--- BEGIN Material shown ---
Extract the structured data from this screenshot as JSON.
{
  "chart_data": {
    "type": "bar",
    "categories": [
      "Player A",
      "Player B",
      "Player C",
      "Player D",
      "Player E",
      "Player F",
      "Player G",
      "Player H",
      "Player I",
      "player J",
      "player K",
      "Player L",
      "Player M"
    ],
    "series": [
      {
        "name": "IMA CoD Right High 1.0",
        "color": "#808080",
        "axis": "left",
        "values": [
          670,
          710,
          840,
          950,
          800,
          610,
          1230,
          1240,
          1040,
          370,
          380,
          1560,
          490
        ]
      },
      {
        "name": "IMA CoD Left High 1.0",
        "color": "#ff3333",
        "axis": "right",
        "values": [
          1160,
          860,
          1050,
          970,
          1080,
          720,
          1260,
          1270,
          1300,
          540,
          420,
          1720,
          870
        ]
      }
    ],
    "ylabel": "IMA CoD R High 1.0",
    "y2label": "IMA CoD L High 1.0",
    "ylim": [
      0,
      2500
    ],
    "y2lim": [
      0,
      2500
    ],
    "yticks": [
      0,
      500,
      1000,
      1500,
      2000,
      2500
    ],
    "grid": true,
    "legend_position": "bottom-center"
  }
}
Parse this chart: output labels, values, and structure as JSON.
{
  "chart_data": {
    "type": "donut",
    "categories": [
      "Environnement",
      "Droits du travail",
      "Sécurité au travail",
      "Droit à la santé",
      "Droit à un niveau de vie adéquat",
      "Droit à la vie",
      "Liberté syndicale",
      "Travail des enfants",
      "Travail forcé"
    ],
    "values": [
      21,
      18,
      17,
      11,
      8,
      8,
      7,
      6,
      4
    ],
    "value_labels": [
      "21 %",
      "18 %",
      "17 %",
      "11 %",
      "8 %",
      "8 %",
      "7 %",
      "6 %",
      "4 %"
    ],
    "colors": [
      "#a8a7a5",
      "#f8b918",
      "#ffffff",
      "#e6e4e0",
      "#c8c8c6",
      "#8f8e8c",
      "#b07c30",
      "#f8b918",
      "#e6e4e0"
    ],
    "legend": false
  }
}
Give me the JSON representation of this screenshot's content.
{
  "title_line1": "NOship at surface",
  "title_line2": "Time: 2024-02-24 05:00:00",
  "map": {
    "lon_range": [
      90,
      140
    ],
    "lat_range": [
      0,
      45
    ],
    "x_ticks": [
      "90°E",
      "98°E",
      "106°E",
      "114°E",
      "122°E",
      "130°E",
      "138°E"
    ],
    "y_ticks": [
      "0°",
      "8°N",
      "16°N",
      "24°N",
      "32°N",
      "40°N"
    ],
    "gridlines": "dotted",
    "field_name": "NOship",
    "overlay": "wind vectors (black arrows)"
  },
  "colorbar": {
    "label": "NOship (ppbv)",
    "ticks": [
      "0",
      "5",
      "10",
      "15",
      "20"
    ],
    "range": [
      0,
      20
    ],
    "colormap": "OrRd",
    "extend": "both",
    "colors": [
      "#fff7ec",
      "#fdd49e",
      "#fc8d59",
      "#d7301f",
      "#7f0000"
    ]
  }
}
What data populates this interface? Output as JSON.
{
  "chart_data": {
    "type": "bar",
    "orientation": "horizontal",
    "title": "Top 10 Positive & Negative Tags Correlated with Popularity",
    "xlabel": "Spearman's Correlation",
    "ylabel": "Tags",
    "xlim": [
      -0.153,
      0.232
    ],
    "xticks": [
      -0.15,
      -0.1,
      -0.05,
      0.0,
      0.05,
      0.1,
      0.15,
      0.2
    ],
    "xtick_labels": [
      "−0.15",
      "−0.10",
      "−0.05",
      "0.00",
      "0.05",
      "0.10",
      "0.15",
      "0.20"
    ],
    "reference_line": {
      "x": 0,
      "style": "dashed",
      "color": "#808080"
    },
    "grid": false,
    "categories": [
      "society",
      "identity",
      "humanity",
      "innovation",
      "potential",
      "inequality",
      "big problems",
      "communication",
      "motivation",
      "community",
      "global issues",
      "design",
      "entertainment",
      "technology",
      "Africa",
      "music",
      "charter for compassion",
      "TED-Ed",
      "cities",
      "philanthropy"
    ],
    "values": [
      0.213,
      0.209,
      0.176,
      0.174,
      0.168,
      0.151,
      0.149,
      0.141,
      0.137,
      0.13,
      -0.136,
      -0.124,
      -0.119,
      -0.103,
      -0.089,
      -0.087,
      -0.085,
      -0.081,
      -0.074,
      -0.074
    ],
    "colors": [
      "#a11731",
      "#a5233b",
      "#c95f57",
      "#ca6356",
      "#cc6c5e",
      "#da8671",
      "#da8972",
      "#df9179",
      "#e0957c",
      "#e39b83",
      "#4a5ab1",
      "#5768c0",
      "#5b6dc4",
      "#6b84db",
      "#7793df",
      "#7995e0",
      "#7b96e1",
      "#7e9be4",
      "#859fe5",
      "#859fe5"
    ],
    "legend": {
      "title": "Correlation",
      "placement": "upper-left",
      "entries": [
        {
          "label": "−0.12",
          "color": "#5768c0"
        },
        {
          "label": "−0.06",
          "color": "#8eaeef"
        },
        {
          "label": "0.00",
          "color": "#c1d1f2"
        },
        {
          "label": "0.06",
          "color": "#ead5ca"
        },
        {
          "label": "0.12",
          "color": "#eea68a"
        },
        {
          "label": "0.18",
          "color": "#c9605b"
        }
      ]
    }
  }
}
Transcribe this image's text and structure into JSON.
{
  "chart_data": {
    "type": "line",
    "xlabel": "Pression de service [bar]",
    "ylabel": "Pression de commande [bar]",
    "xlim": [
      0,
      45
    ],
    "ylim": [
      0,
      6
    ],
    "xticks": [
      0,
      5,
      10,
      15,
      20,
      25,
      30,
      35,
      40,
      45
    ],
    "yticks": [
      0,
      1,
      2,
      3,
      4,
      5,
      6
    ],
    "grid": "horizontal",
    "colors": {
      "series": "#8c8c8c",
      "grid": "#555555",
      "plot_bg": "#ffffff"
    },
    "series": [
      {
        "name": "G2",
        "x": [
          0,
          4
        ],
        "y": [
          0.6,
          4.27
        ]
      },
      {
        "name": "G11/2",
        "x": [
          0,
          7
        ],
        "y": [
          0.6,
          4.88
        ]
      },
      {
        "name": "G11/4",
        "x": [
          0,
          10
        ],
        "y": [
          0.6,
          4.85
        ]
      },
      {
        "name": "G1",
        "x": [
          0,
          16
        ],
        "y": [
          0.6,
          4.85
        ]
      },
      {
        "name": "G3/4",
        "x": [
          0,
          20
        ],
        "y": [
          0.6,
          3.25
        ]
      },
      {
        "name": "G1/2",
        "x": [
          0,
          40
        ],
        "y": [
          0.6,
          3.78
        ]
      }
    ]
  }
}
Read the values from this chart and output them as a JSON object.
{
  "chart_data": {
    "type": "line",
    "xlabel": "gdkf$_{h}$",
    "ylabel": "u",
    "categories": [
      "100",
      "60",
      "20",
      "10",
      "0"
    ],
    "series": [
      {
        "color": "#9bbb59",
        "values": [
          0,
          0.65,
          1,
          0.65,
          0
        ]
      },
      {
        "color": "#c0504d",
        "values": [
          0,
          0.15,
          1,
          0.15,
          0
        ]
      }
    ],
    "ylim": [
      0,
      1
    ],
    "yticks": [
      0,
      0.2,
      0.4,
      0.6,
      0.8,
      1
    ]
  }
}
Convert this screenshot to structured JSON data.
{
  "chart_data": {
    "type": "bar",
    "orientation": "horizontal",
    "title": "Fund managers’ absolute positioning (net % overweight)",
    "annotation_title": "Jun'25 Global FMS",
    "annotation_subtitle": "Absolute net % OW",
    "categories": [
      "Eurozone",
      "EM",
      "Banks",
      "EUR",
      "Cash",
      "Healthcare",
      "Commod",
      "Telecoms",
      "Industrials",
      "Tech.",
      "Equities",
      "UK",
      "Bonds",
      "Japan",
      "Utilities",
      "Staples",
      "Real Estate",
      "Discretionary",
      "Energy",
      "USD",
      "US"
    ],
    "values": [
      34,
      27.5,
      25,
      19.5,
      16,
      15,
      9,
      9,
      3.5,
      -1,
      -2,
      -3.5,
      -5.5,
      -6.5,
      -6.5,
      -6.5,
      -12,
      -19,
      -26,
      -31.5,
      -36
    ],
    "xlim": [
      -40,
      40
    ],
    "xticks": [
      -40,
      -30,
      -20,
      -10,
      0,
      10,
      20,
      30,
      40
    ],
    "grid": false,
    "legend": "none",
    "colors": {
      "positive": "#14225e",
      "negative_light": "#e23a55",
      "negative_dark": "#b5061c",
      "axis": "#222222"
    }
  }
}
--- END Material shown ---
> Task to carry out: Every line holding "High" should be copied out.

> Problem solution:
        "name": "IMA CoD Right High 1.0",
        "name": "IMA CoD Left High 1.0",
    "ylabel": "IMA CoD R High 1.0",
    "y2label": "IMA CoD L High 1.0",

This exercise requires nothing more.